* **Data for the task**

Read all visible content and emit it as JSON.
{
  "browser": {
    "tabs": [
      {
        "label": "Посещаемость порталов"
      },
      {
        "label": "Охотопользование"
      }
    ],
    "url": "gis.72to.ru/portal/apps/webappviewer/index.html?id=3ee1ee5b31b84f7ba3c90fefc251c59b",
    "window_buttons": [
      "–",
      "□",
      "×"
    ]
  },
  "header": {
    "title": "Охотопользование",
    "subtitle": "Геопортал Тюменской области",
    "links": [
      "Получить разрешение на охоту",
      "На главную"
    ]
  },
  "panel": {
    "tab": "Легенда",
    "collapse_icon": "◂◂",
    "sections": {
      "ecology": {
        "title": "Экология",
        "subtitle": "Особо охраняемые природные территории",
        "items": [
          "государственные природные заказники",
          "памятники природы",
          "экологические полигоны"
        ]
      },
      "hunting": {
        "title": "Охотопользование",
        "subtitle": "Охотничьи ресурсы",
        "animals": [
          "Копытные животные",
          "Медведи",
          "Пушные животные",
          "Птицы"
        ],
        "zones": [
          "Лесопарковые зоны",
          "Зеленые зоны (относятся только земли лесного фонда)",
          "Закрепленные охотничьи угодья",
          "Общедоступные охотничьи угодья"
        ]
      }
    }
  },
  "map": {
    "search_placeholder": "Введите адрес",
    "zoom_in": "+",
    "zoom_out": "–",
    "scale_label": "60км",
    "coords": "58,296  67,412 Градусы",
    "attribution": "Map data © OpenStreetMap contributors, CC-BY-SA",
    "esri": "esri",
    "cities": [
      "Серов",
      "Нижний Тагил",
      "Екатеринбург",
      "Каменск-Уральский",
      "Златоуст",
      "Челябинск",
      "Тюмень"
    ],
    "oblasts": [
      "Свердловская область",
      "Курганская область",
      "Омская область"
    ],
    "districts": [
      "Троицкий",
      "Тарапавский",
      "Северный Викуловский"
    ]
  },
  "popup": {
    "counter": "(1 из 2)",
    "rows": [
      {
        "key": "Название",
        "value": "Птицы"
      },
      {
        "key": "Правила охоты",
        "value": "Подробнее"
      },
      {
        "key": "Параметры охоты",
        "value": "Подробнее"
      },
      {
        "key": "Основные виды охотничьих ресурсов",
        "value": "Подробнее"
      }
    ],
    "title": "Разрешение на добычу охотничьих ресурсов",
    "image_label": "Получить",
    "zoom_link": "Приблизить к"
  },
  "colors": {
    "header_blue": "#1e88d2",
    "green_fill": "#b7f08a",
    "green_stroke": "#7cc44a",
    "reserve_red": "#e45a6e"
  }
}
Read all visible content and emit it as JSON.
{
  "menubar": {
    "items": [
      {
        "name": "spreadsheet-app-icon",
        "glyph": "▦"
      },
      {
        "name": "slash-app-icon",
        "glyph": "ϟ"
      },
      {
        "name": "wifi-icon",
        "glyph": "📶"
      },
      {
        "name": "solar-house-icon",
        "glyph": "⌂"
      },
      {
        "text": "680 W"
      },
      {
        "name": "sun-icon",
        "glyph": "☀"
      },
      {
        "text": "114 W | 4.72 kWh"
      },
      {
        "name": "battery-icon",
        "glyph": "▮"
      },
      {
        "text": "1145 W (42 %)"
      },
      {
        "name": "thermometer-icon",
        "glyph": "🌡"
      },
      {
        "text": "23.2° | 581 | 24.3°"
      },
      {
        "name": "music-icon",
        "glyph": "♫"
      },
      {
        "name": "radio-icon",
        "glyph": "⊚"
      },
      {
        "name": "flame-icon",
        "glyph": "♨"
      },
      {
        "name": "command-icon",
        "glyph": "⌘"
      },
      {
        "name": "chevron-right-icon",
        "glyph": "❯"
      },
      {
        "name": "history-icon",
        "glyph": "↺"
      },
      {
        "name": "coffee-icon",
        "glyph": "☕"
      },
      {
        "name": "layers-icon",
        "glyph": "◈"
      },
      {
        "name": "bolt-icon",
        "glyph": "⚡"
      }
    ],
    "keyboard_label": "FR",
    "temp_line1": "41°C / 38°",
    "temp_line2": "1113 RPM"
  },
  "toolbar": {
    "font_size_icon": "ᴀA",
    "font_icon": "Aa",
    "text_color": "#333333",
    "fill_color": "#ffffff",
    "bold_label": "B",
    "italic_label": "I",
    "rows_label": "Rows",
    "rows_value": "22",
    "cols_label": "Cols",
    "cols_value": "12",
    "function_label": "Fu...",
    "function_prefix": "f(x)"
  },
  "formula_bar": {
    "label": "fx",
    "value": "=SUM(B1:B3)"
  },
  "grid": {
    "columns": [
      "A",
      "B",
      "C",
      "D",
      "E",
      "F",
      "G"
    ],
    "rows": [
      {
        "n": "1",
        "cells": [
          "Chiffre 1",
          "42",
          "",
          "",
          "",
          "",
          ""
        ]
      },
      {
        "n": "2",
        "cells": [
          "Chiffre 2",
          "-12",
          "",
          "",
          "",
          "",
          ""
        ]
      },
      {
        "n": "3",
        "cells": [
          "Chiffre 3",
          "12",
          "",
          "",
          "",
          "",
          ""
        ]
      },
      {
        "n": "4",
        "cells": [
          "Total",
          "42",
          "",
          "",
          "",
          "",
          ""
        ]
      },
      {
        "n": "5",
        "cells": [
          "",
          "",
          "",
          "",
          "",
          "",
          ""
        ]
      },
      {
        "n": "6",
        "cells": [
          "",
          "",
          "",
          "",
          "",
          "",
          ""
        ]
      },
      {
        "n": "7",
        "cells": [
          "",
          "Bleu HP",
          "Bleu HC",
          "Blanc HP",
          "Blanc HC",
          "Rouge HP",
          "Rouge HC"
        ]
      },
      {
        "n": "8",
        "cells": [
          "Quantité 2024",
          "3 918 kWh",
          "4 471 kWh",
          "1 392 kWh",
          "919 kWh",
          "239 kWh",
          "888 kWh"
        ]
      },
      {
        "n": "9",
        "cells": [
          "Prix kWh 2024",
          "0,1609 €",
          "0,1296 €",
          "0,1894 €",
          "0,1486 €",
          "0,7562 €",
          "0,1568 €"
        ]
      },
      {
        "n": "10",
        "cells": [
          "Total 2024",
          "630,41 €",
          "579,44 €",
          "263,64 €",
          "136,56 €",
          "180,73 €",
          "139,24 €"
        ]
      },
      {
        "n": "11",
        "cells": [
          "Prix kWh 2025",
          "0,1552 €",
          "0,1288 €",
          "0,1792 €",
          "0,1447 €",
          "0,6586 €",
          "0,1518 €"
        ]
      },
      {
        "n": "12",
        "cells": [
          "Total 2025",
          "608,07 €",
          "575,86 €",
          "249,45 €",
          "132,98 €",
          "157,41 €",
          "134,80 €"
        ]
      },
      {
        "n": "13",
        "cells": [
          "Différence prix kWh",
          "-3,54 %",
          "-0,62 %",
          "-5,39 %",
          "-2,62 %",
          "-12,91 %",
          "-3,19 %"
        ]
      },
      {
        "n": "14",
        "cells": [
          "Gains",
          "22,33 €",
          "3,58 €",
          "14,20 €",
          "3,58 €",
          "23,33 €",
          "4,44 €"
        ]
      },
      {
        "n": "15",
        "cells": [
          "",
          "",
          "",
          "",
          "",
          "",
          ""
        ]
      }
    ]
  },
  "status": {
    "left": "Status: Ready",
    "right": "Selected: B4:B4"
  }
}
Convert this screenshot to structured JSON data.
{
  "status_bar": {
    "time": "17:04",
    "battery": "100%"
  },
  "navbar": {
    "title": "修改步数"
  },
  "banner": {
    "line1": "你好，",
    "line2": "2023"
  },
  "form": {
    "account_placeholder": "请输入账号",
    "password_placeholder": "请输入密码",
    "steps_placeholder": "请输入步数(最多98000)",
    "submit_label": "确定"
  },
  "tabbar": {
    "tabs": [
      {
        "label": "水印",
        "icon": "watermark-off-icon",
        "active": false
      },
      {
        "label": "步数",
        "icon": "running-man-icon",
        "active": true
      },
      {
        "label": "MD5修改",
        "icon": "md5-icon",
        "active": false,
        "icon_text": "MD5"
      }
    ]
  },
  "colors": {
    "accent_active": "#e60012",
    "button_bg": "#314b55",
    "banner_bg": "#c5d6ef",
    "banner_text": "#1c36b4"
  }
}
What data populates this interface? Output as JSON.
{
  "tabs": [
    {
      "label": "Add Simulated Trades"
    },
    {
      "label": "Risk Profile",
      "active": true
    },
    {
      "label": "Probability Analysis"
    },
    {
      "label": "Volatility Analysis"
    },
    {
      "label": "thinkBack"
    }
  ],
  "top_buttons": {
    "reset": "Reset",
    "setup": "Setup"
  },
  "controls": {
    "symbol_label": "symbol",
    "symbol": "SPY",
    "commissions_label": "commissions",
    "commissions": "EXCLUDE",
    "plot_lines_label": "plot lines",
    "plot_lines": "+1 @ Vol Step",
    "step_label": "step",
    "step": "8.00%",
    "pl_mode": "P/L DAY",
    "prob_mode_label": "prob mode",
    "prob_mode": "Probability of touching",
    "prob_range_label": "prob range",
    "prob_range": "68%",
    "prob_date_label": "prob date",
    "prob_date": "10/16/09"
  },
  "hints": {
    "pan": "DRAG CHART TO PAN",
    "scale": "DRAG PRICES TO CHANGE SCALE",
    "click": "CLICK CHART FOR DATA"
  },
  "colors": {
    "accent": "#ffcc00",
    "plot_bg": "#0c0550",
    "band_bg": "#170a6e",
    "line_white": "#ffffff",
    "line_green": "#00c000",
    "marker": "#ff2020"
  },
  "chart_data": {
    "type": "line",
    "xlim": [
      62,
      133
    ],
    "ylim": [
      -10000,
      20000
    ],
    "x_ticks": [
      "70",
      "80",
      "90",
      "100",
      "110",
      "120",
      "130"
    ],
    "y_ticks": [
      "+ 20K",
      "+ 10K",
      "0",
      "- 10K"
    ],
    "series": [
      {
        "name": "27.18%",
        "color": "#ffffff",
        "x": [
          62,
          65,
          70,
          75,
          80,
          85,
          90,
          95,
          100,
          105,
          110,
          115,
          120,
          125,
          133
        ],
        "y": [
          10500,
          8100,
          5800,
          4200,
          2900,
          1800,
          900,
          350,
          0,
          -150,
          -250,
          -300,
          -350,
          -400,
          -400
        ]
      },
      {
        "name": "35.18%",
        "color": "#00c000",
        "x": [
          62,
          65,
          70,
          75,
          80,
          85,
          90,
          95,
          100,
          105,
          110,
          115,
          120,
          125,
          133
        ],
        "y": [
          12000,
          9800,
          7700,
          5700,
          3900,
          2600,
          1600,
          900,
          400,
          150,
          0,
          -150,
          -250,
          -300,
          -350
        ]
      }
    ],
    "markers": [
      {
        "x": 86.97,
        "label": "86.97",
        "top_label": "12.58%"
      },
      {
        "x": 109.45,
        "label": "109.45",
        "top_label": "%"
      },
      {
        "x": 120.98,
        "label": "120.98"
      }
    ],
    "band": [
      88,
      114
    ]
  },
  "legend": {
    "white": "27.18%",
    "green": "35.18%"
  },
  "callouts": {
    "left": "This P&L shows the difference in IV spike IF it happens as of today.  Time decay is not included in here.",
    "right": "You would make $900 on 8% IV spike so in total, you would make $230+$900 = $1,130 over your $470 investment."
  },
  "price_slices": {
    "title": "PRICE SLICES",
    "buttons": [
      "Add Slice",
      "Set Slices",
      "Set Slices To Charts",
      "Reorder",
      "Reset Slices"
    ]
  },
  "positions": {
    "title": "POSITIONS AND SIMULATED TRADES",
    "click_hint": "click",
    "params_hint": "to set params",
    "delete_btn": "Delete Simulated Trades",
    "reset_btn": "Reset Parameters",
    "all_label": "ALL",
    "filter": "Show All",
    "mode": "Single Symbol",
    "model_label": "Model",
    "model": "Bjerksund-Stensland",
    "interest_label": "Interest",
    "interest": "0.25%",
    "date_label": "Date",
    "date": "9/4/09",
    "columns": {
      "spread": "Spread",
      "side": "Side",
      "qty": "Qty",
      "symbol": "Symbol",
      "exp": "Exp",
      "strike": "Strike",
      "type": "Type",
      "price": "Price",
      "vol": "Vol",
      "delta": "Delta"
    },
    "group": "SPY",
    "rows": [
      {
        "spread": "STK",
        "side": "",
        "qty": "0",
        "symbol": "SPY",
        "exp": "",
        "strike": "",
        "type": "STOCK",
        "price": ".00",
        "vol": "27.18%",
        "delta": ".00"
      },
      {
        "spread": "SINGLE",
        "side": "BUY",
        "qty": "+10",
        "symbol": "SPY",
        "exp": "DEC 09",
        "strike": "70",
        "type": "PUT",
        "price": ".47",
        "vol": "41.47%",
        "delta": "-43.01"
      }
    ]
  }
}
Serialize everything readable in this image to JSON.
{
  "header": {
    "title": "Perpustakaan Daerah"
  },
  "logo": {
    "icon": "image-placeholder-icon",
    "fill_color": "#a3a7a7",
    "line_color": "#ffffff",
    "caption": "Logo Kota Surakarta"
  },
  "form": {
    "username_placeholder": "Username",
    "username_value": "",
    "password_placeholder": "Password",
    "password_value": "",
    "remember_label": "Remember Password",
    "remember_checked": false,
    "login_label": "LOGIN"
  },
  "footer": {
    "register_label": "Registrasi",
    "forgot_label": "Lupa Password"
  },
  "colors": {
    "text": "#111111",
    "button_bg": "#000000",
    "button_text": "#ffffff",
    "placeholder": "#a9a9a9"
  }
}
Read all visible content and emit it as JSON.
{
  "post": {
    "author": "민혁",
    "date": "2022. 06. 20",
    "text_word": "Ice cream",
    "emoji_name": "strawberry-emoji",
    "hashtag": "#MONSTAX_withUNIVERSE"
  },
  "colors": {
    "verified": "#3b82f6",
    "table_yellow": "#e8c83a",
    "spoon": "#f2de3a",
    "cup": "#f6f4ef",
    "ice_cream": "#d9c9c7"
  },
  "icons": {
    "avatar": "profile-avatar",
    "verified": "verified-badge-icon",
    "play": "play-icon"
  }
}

* **What is required**
From the data above, copy out every line with the string "commissions" in it.

* **In response**
    "commissions_label": "commissions",
    "commissions": "EXCLUDE",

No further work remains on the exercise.